## ページ抜粋
######
こんにちは!パーソル&サーバーワークスの三宅です。

本記事では、Terraform 1.7.0で追加された新機能「removedブロック」について解説します。 Terraform管理下のリソースを管理外へ移行する際に役立つ機能ですので、今回は実際に試した内容をご紹介します。

removedブロックとは

Terraform 1.7.0以降で導入された、リソースを実際に削除することなくTerraformの管理から外すための機能です。

Terraformで管理しているリソースはコードから削除すると、terraform apply 実行時に実際のリソースも削除されてしまいます。 しかし、リソースは残したままTerraformの管理だけを外したいユースケースにおいて、removedブロックが有効な選択肢となります。

removedブロックを使用することで、実リソースを保持したままstateファイルからのみ削除できるようになりました。

公式ドキュメント: removed block reference | Terraform | HashiCorp Developer

removedブロックがない場合を考えてみる

リソースをTerraform管理から外す際には、terraform state rmコマンドを使う方法が一般的です。

$ terraform state rm aws_instance.example

しかし、この方法には以下のような問題がありました。

  • 手動でのstate操作が必要でヒューマンエラーのリスクがある
  • チーム開発時に誰がどのリソースをいつ管理外にしたか追跡しづらい
  • CI/CDパイプラインに組み込みにくい

removedブロックを使った解消方法

removedブロックを使用すると、宣言的にリソースを管理外にできます。

基本的な使い方

まず、以下のようなS3バケットが terraform apply で作成され、管理されている状態を想定します。

# S3バケットを作成する
resource "aws_s3_bucket" "test_bucket" {
  bucket = "20251028-test-s3-bucket"
######
## 資料抜粋

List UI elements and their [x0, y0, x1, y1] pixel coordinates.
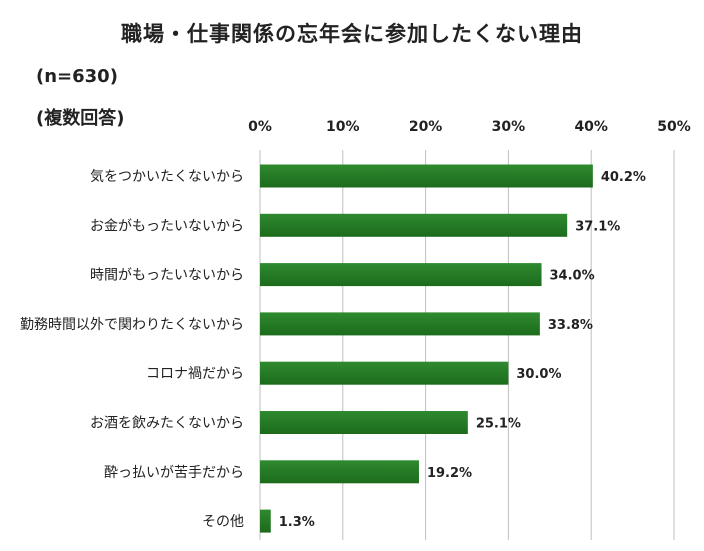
######
## 課題 1
removedブロックの解説文によると、removedブロックはTerraformのどのバージョンで追加されたか。
## 課題 2
removedブロックの解説文から、「リソースをTerraform管理から外す際には、terraform state rmコマンドを使う方法が一般的です。」で始まり「removedブロックを使用すると、宣言的にリソースを管理外にできます。」で終わる部分をそのまま書き写せ。
資料はremovedブロックの解説文とは別のものである。

## 解答 1
Terraform 1.7.0で追加された。

## 解答 2
リソースをTerraform管理から外す際には、terraform state rmコマンドを使う方法が一般的です。

$ terraform state rm aws_instance.example

しかし、この方法には以下のような問題がありました。

  • 手動でのstate操作が必要でヒューマンエラーのリスクがある
  • チーム開発時に誰がどのリソースをいつ管理外にしたか追跡しづらい
  • CI/CDパイプラインに組み込みにくい

removedブロックを使った解消方法

removedブロックを使用すると、宣言的にリソースを管理外にできます。